» **INSTRUCTIONS FOR THE TASK**:
Lines holding the string "плательщику" are the ones to copy; find them all in the data.

» **SOURCE RECORDS**:
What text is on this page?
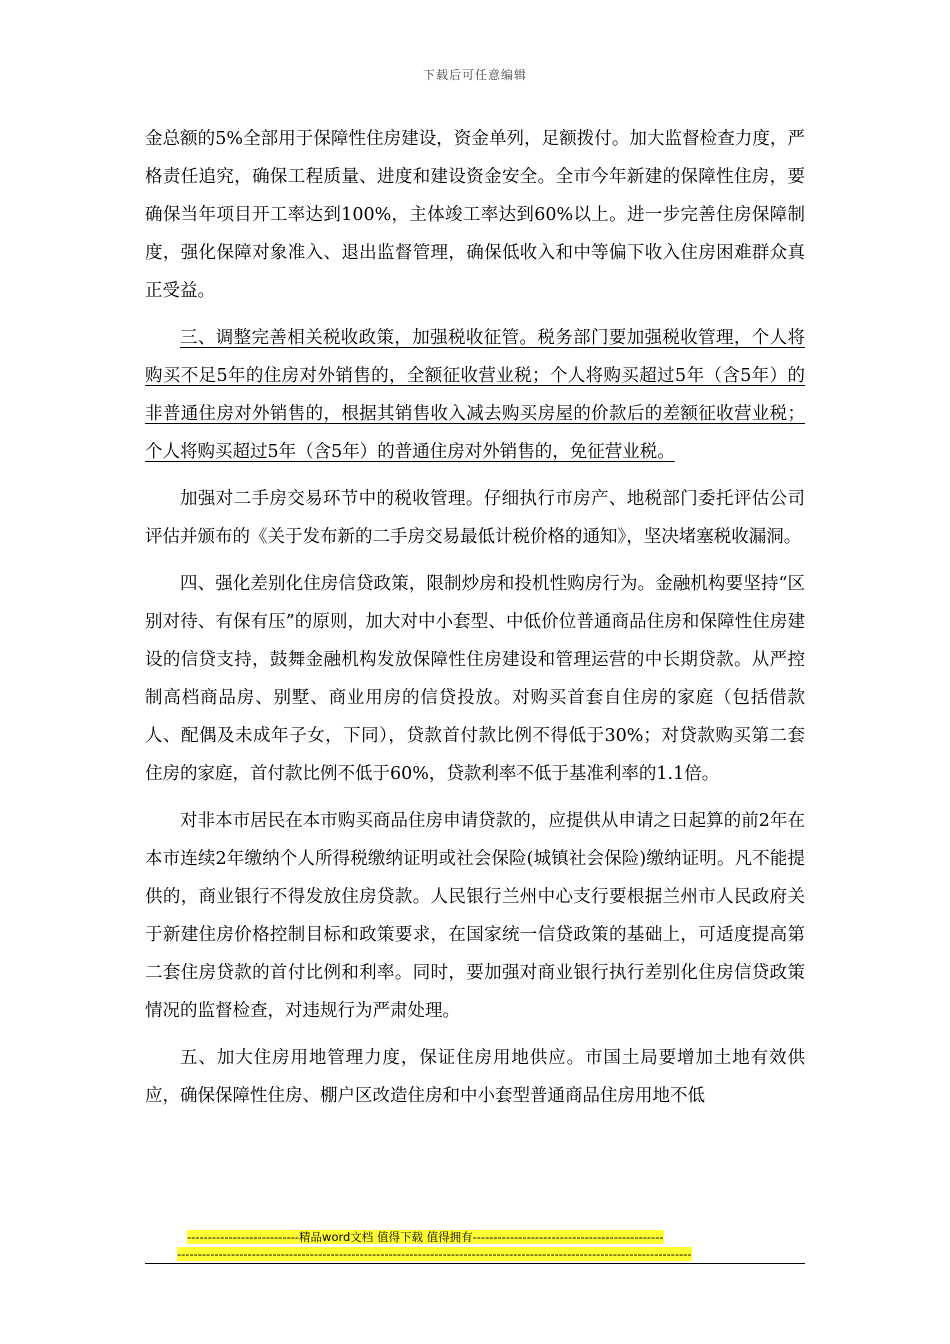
下载后可任意编辑

金总额的5%全部用于保障性住房建设，资金单列，足额拨付。加大监督检查力度，严格责任追究，确保工程质量、进度和建设资金安全。全市今年新建的保障性住房，要确保当年项目开工率达到100%，主体竣工率达到60%以上。进一步完善住房保障制度，强化保障对象准入、退出监督管理，确保低收入和中等偏下收入住房困难群众真正受益。

三、调整完善相关税收政策，加强税收征管。税务部门要加强税收管理，个人将购买不足5年的住房对外销售的，全额征收营业税；个人将购买超过5年（含5年）的非普通住房对外销售的，根据其销售收入减去购买房屋的价款后的差额征收营业税；个人将购买超过5年（含5年）的普通住房对外销售的，免征营业税。

加强对二手房交易环节中的税收管理。仔细执行市房产、地税部门委托评估公司评估并颁布的《关于发布新的二手房交易最低计税价格的通知》，坚决堵塞税收漏洞。

四、强化差别化住房信贷政策，限制炒房和投机性购房行为。金融机构要坚持“区别对待、有保有压”的原则，加大对中小套型、中低价位普通商品住房和保障性住房建设的信贷支持，鼓舞金融机构发放保障性住房建设和管理运营的中长期贷款。从严控制高档商品房、别墅、商业用房的信贷投放。对购买首套自住房的家庭（包括借款人、配偶及未成年子女，下同），贷款首付款比例不得低于30%；对贷款购买第二套住房的家庭，首付款比例不低于60%，贷款利率不低于基准利率的1.1倍。

对非本市居民在本市购买商品住房申请贷款的，应提供从申请之日起算的前2年在本市连续2年缴纳个人所得税缴纳证明或社会保险(城镇社会保险)缴纳证明。凡不能提供的，商业银行不得发放住房贷款。人民银行兰州中心支行要根据兰州市人民政府关于新建住房价格控制目标和政策要求，在国家统一信贷政策的基础上，可适度提高第二套住房贷款的首付比例和利率。同时，要加强对商业银行执行差别化住房信贷政策情况的监督检查，对违规行为严肃处理。

五、加大住房用地管理力度，保证住房用地供应。市国土局要增加土地有效供应，确保保障性住房、棚户区改造住房和中小套型普通商品住房用地不低

---------------------------精品word文档 值得下载 值得拥有----------------------------------------------
----------------------------------------------------------------------------------------------------------------------------
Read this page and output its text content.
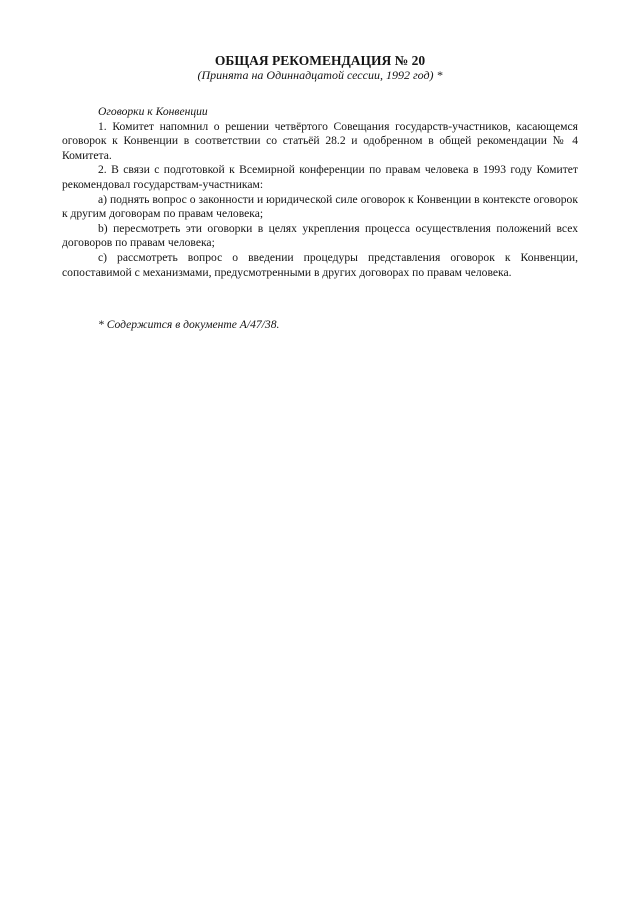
ОБЩАЯ РЕКОМЕНДАЦИЯ № 20
(Принята на Одиннадцатой сессии, 1992 год) *

Оговорки к Конвенции

1. Комитет напомнил о решении четвёртого Совещания государств-участников, касающемся оговорок к Конвенции в соответствии со статьёй 28.2 и одобренном в общей рекомендации № 4 Комитета.

2. В связи с подготовкой к Всемирной конференции по правам человека в 1993 году Комитет рекомендовал государствам-участникам:

a) поднять вопрос о законности и юридической силе оговорок к Конвенции в контексте оговорок к другим договорам по правам человека;

b) пересмотреть эти оговорки в целях укрепления процесса осуществления положений всех договоров по правам человека;

c) рассмотреть вопрос о введении процедуры представления оговорок к Конвенции, сопоставимой с механизмами, предусмотренными в других договорах по правам человека.

* Содержится в документе A/47/38.
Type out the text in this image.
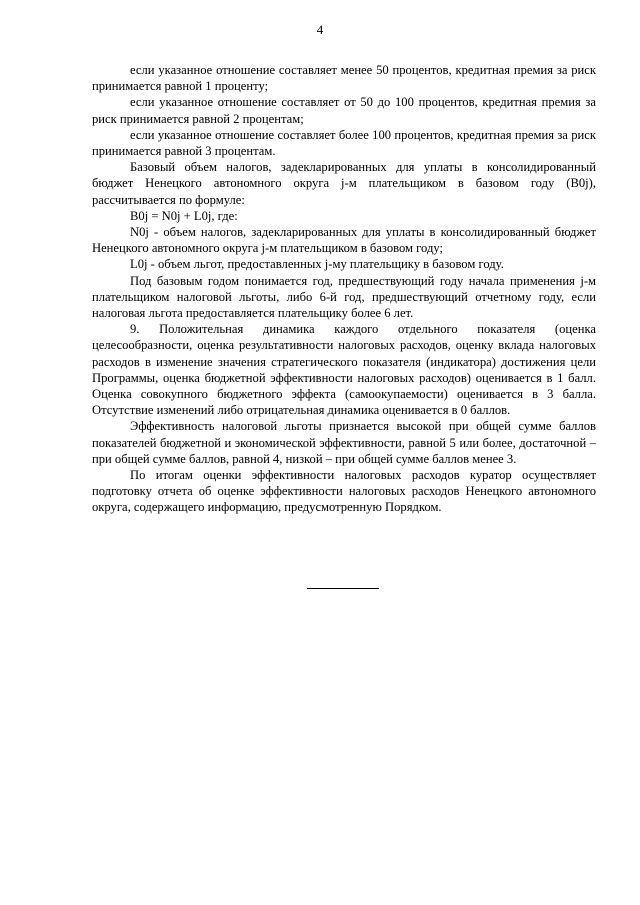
4

если указанное отношение составляет менее 50 процентов, кредитная премия за риск принимается равной 1 проценту;

если указанное отношение составляет от 50 до 100 процентов, кредитная премия за риск принимается равной 2 процентам;

если указанное отношение составляет более 100 процентов, кредитная премия за риск принимается равной 3 процентам.

Базовый объем налогов, задекларированных для уплаты в консолидированный бюджет Ненецкого автономного округа j-м плательщиком в базовом году (B0j), рассчитывается по формуле:

B0j = N0j + L0j, где:

N0j - объем налогов, задекларированных для уплаты в консолидированный бюджет Ненецкого автономного округа j-м плательщиком в базовом году;

L0j - объем льгот, предоставленных j-му плательщику в базовом году.

Под базовым годом понимается год, предшествующий году начала применения j-м плательщиком налоговой льготы, либо 6-й год, предшествующий отчетному году, если налоговая льгота предоставляется плательщику более 6 лет.

9. Положительная динамика каждого отдельного показателя (оценка целесообразности, оценка результативности налоговых расходов, оценку вклада налоговых расходов в изменение значения стратегического показателя (индикатора) достижения цели Программы, оценка бюджетной эффективности налоговых расходов) оценивается в 1 балл. Оценка совокупного бюджетного эффекта (самоокупаемости) оценивается в 3 балла. Отсутствие изменений либо отрицательная динамика оценивается в 0 баллов.

Эффективность налоговой льготы признается высокой при общей сумме баллов показателей бюджетной и экономической эффективности, равной 5 или более, достаточной –при общей сумме баллов, равной 4, низкой – при общей сумме баллов менее 3.

По итогам оценки эффективности налоговых расходов куратор осуществляет подготовку отчета об оценке эффективности налоговых расходов Ненецкого автономного округа, содержащего информацию, предусмотренную Порядком.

» **RESULT**:
L0j - объем льгот, предоставленных j-му плательщику в базовом году.
Под базовым годом понимается год, предшествующий году начала применения j-м плательщиком налоговой льготы, либо 6-й год, предшествующий отчетному году, если налоговая льгота предоставляется плательщику более 6 лет.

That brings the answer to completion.